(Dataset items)
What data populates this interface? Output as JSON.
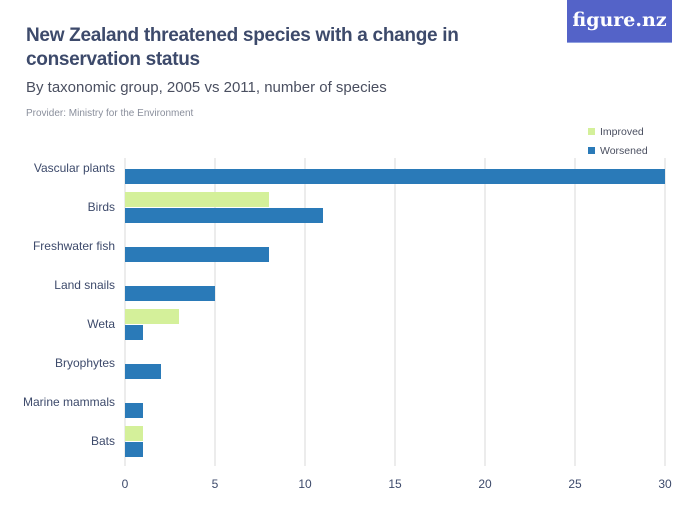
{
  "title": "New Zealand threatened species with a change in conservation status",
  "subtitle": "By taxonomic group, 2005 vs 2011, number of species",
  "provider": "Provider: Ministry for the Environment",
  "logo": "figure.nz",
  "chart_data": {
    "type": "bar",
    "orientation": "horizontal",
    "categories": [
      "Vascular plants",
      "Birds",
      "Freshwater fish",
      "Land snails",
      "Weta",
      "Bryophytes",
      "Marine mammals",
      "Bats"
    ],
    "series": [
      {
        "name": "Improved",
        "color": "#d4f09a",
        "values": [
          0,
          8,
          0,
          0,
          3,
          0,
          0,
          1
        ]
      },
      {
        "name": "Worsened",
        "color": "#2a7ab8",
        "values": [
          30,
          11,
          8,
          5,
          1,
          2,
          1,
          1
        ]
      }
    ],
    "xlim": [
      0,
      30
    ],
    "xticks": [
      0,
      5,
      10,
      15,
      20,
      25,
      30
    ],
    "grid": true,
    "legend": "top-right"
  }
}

* * *

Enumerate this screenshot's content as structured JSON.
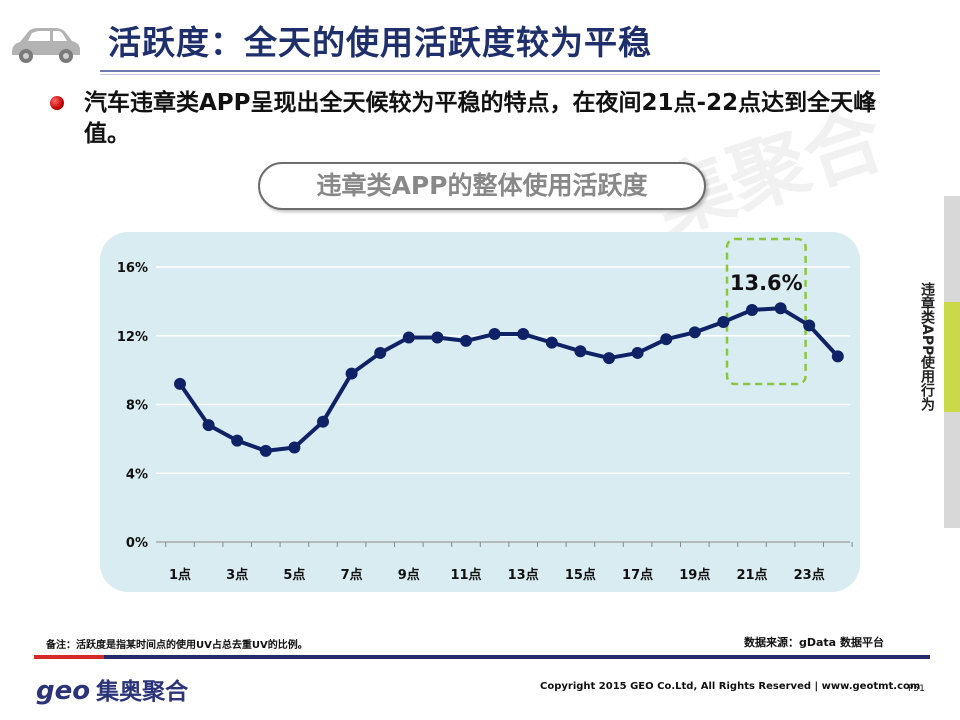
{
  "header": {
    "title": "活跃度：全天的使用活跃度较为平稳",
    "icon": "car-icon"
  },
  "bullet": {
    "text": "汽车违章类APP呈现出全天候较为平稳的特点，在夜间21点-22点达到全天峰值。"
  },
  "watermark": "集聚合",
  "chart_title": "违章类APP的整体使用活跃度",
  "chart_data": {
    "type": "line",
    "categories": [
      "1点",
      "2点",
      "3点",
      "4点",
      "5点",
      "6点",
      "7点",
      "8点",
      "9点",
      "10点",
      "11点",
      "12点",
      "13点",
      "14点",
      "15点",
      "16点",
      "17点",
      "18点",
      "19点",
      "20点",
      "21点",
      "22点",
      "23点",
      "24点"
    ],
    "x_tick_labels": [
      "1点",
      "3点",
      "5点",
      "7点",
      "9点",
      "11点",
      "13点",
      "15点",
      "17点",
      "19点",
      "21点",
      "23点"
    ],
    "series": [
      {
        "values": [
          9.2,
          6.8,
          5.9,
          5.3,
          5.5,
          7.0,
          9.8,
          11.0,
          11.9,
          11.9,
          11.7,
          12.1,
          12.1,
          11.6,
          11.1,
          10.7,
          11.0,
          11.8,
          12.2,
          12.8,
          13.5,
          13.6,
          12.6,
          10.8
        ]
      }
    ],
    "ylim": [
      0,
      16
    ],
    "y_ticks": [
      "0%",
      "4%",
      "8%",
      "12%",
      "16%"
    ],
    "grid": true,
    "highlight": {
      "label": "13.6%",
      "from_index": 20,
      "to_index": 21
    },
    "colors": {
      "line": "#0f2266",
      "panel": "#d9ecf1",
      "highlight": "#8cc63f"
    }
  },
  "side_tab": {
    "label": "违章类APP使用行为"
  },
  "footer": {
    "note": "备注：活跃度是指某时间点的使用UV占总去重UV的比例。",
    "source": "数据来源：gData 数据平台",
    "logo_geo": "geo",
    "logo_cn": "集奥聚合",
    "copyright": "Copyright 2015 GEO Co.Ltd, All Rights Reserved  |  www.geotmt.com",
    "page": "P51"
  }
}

==

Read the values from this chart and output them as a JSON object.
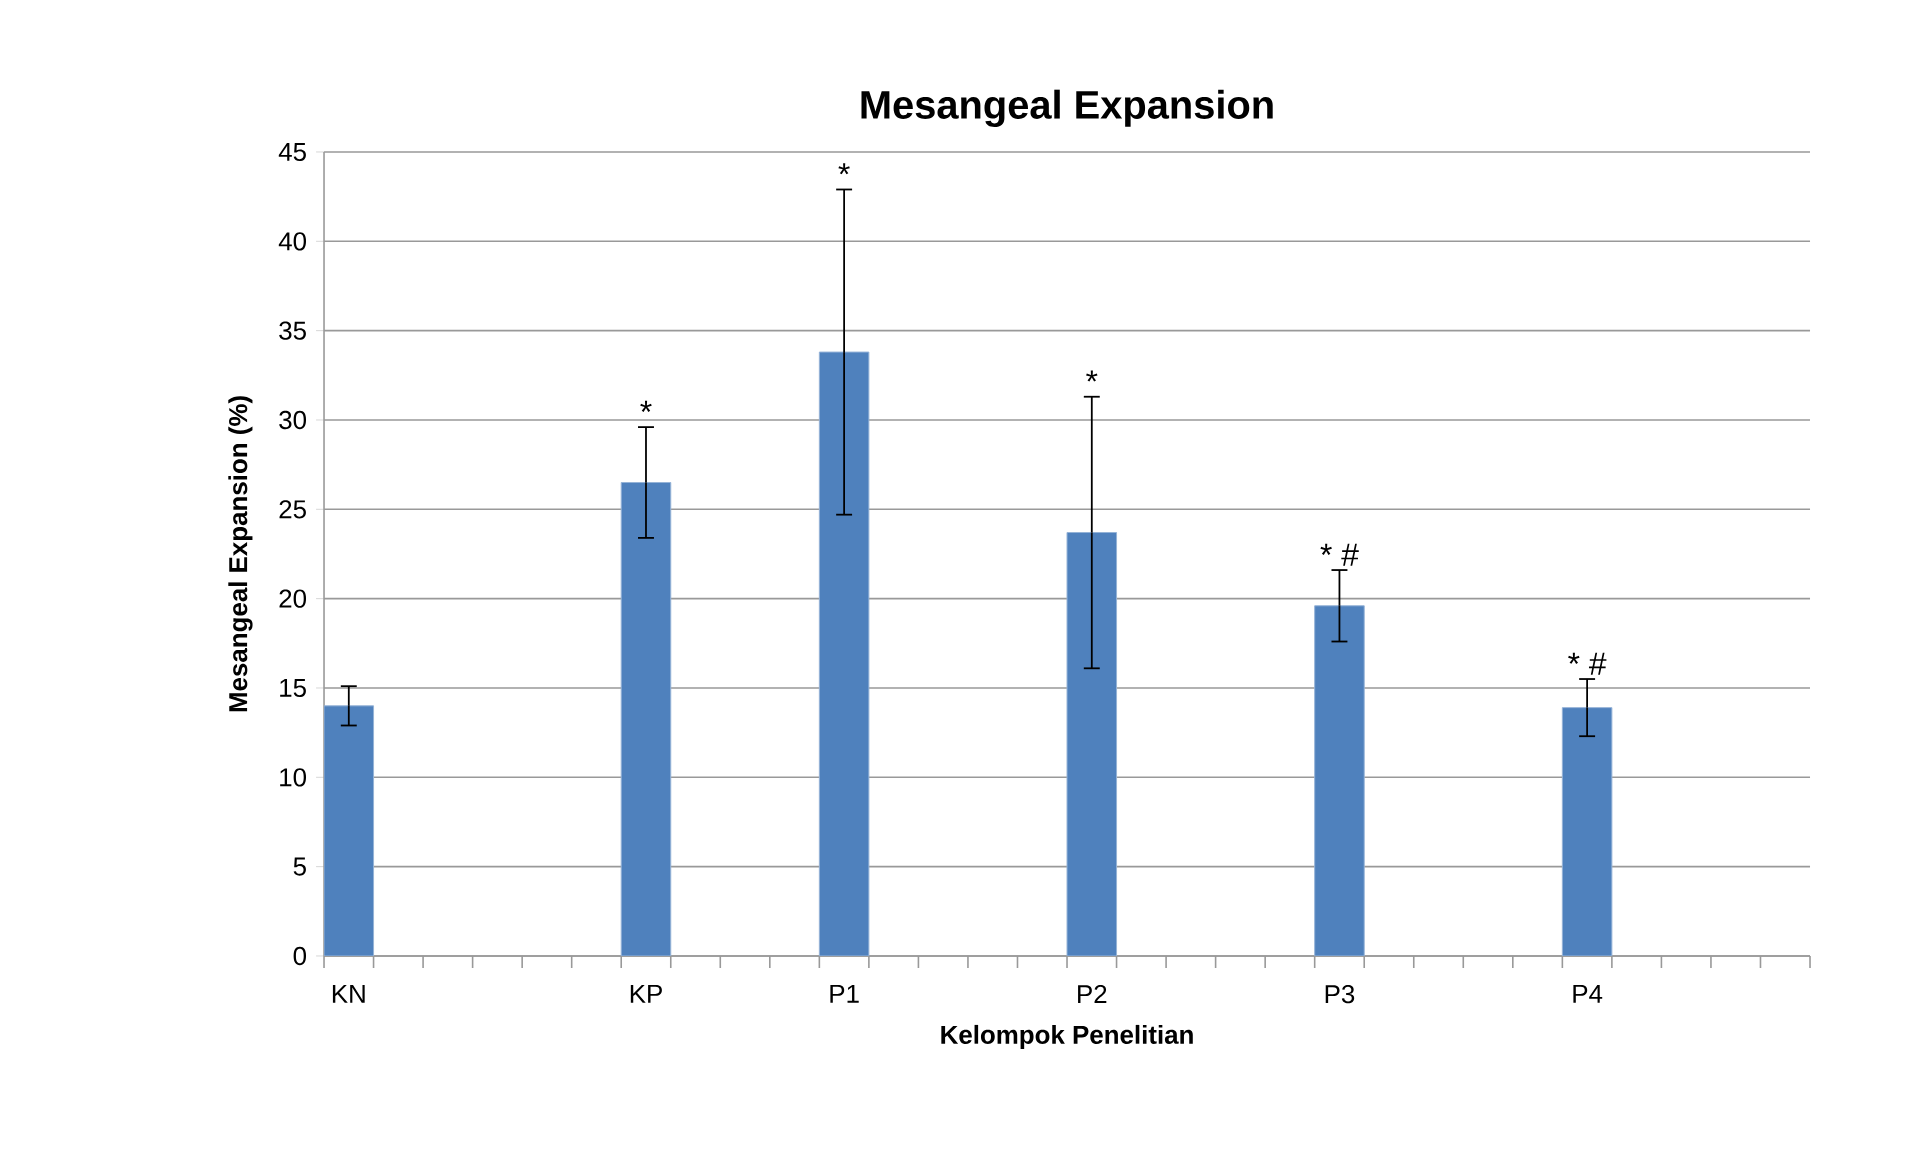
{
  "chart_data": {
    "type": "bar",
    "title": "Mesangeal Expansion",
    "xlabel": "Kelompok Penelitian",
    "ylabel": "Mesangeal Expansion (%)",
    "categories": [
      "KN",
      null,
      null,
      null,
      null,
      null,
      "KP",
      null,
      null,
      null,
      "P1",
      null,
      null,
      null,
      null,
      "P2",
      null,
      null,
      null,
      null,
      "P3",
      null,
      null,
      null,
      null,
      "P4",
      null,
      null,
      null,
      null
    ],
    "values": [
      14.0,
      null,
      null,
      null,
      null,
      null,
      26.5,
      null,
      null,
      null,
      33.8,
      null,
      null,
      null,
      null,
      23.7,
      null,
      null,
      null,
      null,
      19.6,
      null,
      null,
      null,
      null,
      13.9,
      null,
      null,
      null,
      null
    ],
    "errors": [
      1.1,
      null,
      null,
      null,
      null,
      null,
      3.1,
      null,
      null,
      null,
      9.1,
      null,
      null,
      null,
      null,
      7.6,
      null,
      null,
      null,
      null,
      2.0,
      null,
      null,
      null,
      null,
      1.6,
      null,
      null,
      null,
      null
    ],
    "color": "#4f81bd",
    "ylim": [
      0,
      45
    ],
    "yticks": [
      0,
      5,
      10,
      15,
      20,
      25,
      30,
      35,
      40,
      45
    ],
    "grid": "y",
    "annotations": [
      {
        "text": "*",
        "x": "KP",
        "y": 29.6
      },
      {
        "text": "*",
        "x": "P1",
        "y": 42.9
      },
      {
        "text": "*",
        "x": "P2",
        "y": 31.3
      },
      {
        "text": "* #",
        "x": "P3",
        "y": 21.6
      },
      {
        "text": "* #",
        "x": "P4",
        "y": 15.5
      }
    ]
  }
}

## What is required
Extract every line above containing the word "this".

## Correct output
What data populates this interface? Output as JSON.
Enumerate this screenshot's content as structured JSON.
Read the values from this chart and output them as a JSON object.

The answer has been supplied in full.